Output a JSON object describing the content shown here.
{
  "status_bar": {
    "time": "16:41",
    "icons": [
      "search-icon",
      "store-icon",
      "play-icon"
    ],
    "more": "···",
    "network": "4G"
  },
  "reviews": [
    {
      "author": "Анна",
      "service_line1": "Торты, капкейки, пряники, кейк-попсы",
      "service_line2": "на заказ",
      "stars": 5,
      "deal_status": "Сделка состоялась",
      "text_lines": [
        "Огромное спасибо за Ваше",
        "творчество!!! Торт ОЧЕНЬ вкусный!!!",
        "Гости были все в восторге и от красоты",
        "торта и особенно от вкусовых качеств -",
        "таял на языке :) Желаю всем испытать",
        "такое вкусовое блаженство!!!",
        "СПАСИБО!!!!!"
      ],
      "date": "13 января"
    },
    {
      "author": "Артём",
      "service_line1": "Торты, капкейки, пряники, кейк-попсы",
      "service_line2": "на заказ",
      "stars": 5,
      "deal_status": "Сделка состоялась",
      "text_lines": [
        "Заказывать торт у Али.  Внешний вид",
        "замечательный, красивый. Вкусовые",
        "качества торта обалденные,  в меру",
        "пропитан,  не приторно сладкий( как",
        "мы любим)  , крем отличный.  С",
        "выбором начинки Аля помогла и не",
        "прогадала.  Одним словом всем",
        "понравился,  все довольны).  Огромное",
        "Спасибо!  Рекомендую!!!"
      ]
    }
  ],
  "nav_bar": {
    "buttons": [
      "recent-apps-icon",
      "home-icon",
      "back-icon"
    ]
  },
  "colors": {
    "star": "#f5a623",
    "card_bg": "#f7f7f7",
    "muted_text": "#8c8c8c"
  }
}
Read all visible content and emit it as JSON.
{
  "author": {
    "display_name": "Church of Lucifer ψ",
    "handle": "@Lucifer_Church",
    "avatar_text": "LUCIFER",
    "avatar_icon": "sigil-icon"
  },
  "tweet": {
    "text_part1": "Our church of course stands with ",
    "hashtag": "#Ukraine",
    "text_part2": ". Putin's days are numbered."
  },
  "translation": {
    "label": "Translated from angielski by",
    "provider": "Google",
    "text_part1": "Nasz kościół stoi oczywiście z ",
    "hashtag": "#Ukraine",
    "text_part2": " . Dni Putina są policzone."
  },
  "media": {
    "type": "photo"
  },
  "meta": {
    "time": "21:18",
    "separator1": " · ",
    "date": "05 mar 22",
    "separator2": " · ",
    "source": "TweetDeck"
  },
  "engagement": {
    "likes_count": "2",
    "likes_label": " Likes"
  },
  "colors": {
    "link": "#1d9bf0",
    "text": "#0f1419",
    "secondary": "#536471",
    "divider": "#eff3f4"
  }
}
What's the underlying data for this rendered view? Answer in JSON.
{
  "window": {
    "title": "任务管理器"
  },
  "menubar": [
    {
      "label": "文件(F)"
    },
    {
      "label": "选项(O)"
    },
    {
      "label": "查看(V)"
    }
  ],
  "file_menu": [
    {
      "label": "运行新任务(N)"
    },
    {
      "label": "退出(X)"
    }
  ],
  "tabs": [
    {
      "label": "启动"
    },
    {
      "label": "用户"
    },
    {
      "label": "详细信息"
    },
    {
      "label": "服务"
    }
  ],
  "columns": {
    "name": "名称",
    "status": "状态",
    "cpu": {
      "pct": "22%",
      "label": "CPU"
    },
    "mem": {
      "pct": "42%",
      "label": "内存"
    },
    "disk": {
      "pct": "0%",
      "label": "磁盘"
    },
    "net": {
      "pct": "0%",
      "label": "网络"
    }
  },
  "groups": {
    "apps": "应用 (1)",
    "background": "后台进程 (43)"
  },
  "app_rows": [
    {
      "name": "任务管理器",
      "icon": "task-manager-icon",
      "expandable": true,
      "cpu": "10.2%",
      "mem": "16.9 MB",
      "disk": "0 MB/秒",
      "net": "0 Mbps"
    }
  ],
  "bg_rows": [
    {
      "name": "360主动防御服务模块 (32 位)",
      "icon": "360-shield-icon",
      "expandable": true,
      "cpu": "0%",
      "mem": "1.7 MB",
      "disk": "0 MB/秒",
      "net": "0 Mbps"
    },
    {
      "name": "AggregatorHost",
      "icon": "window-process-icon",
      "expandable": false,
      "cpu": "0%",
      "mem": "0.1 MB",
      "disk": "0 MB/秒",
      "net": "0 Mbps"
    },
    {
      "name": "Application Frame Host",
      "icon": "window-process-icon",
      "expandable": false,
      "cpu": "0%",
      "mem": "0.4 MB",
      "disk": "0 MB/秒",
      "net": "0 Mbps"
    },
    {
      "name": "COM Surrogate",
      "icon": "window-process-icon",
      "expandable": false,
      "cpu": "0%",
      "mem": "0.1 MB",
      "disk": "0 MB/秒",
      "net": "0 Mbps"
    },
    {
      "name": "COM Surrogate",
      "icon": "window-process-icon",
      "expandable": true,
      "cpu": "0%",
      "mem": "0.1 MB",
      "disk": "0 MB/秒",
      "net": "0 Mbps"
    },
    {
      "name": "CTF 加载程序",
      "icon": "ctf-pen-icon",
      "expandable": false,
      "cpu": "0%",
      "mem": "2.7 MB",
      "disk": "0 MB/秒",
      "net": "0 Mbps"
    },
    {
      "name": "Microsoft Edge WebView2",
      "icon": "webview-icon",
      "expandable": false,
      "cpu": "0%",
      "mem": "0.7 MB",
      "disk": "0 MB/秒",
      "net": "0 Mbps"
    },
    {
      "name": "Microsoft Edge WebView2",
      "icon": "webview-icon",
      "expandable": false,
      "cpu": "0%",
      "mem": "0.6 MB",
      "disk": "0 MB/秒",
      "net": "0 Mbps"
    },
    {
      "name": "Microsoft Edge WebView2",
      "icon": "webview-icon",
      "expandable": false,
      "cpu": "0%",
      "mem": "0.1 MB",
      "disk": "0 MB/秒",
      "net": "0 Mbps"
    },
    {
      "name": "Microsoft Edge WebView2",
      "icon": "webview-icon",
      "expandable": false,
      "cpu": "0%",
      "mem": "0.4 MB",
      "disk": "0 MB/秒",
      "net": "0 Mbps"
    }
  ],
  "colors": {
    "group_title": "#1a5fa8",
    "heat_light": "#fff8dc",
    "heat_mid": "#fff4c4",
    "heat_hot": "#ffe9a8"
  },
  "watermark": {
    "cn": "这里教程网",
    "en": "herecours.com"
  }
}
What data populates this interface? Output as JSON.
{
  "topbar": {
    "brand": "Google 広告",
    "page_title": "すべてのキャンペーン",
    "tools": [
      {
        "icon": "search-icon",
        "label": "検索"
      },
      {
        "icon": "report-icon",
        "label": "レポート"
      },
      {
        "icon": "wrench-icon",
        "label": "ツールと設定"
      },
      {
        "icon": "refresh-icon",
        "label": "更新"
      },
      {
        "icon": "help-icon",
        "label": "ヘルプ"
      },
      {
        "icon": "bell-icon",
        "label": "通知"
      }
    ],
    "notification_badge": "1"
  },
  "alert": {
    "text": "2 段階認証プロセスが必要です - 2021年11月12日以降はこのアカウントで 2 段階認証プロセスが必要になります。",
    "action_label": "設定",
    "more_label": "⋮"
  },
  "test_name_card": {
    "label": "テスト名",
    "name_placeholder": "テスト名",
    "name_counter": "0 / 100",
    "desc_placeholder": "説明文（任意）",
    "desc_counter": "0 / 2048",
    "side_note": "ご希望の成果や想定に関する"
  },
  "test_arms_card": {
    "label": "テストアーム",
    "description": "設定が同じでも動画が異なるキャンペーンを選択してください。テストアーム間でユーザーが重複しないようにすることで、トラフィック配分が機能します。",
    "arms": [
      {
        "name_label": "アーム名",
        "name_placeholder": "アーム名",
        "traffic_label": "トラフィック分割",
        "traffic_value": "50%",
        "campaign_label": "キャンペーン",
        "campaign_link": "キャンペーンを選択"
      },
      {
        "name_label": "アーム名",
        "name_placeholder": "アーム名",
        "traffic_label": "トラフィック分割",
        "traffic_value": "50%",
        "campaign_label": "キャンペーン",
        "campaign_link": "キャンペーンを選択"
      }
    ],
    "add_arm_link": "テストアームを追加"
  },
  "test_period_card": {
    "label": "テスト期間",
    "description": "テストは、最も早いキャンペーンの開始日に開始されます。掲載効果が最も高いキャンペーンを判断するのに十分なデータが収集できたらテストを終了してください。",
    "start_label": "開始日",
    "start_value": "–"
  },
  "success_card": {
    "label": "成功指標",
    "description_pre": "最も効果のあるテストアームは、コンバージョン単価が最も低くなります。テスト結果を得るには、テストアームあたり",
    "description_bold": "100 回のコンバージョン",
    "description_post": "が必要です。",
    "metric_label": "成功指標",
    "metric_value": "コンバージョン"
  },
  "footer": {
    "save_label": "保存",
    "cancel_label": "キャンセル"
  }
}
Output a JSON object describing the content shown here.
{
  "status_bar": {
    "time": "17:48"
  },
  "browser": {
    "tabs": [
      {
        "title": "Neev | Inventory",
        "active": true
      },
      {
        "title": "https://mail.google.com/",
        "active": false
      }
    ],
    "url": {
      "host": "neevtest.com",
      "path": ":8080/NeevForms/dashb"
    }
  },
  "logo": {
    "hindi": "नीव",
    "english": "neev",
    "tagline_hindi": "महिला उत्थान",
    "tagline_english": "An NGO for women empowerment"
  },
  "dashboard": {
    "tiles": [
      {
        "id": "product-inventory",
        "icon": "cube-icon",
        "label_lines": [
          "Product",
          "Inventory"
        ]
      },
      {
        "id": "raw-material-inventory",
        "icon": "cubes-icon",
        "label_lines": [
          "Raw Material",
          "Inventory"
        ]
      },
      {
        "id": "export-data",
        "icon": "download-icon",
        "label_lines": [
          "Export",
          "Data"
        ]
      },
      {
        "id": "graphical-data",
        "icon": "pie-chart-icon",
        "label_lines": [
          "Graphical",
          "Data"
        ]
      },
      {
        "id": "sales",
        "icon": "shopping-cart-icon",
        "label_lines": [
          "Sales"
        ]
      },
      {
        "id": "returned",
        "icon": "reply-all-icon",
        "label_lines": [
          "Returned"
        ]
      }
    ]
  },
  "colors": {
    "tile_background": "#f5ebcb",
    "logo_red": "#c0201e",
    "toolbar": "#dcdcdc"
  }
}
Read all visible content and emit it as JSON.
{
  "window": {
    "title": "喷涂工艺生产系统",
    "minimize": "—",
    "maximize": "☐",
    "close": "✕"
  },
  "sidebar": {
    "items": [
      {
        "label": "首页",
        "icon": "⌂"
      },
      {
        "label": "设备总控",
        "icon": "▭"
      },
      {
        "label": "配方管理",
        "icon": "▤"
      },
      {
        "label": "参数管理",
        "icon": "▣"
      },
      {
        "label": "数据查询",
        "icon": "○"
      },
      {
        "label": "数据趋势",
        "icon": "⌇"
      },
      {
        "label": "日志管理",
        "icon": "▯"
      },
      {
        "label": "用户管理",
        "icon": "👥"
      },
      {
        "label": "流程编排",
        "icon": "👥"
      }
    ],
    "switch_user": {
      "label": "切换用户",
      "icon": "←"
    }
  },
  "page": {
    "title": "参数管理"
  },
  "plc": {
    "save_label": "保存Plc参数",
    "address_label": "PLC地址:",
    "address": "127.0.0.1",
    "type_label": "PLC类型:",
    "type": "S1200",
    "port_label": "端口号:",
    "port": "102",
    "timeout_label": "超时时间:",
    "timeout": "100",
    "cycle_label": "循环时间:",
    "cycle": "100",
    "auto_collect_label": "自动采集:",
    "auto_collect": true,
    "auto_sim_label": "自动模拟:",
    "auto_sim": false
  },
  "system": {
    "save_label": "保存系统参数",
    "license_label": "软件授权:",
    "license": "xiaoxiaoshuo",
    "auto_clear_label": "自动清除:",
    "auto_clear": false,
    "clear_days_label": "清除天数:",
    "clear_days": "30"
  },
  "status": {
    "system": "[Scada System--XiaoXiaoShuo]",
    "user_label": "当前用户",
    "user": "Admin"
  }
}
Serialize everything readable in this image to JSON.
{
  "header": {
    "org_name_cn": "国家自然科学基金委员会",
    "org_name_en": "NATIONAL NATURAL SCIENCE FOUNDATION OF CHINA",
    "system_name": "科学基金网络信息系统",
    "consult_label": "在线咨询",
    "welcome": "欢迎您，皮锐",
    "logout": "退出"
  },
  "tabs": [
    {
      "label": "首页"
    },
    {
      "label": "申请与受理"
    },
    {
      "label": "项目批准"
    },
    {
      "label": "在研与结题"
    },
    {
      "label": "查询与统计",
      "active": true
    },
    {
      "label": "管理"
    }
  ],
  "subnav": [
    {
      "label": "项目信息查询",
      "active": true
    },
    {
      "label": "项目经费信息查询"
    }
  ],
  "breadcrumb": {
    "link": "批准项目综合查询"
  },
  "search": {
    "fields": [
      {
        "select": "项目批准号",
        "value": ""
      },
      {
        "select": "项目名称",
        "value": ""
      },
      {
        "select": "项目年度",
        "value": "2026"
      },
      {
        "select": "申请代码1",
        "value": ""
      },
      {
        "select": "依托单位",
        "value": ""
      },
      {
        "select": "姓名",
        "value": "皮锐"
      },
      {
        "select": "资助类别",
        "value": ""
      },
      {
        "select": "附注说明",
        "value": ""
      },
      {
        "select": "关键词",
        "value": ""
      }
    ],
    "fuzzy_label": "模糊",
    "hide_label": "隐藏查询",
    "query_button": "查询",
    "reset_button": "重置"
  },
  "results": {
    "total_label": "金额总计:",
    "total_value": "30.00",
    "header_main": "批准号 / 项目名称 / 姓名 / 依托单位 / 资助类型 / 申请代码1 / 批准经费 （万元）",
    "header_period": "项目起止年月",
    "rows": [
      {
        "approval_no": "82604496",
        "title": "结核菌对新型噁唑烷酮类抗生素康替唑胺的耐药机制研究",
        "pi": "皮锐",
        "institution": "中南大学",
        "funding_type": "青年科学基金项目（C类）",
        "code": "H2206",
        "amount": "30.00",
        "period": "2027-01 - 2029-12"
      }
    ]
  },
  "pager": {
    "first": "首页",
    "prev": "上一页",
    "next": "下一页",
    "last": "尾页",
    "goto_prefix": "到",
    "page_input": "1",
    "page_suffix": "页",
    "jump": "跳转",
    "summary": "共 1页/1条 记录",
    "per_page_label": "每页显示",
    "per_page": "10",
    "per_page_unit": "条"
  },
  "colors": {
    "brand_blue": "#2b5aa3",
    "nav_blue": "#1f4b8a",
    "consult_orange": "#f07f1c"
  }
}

□ □ □ □ □ □ □

> [Given instruction]
Look through the data and show every line containing "search".

> [Final answer]
      "search-icon",
        "icon": "search-icon",
  "search": {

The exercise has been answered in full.